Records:
━━━━━━━━━━━━━━━━

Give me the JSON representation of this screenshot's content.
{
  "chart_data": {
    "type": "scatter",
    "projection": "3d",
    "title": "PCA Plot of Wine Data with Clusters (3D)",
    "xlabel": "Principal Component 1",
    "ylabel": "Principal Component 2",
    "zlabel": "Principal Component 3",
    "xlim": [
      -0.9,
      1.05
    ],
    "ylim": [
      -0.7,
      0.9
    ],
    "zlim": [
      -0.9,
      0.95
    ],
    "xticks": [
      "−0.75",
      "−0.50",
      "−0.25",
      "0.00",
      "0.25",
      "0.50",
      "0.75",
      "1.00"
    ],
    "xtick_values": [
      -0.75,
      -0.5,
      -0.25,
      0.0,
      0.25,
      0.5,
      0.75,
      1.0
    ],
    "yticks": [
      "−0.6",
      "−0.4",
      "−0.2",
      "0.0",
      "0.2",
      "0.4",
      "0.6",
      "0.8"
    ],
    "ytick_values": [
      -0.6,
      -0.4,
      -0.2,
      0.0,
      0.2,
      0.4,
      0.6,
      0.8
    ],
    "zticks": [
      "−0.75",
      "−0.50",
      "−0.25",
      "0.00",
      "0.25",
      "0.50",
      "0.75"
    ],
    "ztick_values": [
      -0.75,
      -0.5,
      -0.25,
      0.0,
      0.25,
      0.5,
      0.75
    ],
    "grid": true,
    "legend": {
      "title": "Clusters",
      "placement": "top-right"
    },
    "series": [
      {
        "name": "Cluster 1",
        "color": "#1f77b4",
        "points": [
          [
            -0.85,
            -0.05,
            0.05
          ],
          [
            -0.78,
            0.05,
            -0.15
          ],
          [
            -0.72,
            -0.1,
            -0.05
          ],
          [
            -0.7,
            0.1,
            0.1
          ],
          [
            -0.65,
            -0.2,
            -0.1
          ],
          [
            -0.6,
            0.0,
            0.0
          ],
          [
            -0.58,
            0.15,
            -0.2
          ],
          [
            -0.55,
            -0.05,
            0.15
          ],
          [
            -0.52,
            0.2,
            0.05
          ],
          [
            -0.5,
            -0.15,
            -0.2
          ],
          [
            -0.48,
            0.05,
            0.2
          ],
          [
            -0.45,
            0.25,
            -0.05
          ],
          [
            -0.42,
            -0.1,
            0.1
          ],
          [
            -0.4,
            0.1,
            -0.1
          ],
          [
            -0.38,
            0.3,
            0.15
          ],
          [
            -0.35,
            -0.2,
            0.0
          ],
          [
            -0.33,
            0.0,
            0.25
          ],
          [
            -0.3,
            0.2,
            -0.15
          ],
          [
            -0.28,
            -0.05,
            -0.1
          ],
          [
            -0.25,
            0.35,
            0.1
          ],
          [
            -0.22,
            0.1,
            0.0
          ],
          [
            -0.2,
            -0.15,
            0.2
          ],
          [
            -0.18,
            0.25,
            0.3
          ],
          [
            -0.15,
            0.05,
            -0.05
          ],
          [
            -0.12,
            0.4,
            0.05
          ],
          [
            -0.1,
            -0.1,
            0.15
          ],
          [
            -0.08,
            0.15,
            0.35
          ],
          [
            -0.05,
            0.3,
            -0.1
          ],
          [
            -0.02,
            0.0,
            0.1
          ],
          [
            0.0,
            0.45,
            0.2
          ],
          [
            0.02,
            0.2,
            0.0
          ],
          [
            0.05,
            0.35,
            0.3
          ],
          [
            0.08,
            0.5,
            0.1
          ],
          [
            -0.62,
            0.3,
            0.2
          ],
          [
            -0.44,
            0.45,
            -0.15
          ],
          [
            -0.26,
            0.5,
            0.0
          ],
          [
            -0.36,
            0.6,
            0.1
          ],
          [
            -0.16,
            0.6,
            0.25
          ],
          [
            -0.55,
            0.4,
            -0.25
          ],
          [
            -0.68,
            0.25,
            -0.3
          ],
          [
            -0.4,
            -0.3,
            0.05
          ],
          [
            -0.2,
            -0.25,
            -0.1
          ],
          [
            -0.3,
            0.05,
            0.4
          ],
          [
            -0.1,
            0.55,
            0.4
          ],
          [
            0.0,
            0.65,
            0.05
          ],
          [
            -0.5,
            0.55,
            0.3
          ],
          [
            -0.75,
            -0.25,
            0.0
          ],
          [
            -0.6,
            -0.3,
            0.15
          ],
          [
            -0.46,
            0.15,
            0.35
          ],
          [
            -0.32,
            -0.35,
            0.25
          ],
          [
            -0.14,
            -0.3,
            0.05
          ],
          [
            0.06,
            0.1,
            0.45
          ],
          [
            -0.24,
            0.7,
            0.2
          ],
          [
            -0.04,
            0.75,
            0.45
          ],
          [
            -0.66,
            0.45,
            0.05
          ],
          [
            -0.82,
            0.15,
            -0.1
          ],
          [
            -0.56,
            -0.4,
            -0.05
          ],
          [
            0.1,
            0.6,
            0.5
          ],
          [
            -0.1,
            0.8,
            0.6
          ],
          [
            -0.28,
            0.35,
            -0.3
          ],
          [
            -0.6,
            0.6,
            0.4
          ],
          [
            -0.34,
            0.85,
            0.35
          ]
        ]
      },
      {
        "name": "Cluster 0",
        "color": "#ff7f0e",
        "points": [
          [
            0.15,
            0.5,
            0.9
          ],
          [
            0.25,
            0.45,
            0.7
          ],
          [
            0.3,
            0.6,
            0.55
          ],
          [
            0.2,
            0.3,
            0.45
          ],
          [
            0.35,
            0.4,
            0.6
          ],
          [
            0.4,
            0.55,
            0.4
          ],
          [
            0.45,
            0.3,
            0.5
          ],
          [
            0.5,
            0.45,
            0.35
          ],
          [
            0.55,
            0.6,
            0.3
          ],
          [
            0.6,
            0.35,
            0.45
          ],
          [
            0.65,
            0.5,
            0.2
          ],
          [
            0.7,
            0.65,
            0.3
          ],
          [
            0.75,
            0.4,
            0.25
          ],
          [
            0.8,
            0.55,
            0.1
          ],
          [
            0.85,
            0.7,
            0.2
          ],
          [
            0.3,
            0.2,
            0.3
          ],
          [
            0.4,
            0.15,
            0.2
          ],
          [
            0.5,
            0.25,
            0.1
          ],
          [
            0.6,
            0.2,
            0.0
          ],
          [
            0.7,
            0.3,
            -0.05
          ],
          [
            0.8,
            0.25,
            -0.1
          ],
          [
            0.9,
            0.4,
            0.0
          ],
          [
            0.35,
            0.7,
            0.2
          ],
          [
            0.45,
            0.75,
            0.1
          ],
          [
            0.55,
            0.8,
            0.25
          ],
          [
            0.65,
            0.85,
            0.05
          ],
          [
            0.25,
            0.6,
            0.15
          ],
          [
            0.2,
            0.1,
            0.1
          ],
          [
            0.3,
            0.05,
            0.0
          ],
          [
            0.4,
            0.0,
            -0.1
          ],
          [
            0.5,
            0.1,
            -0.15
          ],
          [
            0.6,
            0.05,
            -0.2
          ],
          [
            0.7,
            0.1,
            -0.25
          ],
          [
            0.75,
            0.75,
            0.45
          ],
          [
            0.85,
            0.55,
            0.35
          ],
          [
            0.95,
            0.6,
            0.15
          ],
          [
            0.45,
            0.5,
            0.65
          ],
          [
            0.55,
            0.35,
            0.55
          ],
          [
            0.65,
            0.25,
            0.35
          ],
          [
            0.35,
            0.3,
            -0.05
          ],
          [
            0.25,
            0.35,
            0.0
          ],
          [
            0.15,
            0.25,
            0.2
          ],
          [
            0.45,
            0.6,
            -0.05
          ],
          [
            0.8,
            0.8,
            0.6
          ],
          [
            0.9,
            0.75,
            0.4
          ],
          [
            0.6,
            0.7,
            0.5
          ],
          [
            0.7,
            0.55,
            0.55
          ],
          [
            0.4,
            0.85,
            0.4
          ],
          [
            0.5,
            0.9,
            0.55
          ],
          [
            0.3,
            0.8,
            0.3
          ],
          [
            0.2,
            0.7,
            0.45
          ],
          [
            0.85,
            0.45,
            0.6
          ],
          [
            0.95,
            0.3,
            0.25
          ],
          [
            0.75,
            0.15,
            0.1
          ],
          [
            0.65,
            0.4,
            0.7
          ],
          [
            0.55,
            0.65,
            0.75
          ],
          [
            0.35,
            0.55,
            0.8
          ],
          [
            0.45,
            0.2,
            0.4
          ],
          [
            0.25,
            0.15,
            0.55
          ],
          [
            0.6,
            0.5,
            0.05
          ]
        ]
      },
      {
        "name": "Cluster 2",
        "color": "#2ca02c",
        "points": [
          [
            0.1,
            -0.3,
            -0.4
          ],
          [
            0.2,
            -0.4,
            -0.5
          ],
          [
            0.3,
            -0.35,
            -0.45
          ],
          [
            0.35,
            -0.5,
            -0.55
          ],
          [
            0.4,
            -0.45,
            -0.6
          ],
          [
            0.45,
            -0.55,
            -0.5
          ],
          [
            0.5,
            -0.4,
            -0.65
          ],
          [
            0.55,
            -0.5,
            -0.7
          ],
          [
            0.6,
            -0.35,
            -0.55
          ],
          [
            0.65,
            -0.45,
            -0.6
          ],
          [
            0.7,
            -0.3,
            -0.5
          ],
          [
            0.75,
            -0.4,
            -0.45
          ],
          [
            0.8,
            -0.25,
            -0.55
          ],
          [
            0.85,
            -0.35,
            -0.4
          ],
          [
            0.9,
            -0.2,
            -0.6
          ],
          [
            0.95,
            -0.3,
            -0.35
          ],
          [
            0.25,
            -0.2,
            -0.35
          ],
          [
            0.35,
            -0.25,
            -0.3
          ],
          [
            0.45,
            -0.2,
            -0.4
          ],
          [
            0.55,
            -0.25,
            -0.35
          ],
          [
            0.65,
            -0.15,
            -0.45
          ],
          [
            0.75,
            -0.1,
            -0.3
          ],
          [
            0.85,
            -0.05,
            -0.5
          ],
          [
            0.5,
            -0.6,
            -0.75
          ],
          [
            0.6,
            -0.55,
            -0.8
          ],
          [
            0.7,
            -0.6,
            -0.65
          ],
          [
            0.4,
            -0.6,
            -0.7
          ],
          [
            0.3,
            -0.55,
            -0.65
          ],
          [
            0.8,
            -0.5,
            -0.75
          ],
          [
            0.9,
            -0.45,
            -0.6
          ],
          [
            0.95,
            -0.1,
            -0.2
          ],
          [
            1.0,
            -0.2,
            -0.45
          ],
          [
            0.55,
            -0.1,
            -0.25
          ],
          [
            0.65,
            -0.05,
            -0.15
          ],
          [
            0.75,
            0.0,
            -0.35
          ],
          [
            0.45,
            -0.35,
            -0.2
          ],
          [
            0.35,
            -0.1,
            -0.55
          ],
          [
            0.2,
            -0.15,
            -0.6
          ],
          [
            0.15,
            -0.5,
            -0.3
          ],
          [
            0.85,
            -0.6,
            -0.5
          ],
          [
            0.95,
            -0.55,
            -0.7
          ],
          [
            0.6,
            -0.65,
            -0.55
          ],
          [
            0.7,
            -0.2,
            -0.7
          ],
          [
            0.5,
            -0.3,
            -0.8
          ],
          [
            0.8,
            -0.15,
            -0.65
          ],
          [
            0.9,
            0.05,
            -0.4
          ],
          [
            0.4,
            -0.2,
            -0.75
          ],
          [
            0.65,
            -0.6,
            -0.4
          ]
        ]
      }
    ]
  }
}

━━━━━━━━━━━━━━━━

Using the listing above, pull out all lines that hold the word "Principal".

    "xlabel": "Principal Component 1",
    "ylabel": "Principal Component 2",
    "zlabel": "Principal Component 3",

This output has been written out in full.